*THE TASK*. Pull out every line with the word "testülete" from the entries below.

--- Start ---

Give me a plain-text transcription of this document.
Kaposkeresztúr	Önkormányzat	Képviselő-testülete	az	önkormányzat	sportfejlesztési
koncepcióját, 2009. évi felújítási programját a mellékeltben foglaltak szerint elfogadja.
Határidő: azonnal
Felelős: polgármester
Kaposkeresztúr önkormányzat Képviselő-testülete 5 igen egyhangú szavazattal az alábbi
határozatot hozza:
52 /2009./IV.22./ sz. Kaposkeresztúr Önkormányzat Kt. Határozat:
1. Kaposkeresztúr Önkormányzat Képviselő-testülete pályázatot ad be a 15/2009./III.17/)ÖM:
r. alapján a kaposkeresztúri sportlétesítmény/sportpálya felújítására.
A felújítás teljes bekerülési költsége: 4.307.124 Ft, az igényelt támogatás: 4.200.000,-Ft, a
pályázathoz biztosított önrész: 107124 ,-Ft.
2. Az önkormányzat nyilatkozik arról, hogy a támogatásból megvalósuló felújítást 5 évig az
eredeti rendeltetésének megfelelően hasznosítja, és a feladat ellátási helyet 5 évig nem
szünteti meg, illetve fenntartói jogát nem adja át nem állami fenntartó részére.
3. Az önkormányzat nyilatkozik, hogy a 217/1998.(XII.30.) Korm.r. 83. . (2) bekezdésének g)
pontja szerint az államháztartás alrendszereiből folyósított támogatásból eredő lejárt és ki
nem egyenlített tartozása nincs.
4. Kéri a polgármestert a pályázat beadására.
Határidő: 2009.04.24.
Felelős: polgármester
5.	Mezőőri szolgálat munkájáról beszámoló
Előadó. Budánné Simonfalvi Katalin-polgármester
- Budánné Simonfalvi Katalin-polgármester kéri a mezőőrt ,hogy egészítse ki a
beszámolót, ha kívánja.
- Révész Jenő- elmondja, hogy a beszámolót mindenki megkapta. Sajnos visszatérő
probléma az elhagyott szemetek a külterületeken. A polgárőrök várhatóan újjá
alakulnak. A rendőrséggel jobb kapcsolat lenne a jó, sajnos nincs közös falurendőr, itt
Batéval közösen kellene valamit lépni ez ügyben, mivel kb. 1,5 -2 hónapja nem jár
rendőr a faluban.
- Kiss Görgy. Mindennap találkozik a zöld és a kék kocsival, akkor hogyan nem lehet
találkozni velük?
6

--- End ---

*OUTPUT OF THE TASK*.
Kaposkeresztúr	Önkormányzat	Képviselő-testülete	az	önkormányzat	sportfejlesztési
Kaposkeresztúr önkormányzat Képviselő-testülete 5 igen egyhangú szavazattal az alábbi
1. Kaposkeresztúr Önkormányzat Képviselő-testülete pályázatot ad be a 15/2009./III.17/)ÖM:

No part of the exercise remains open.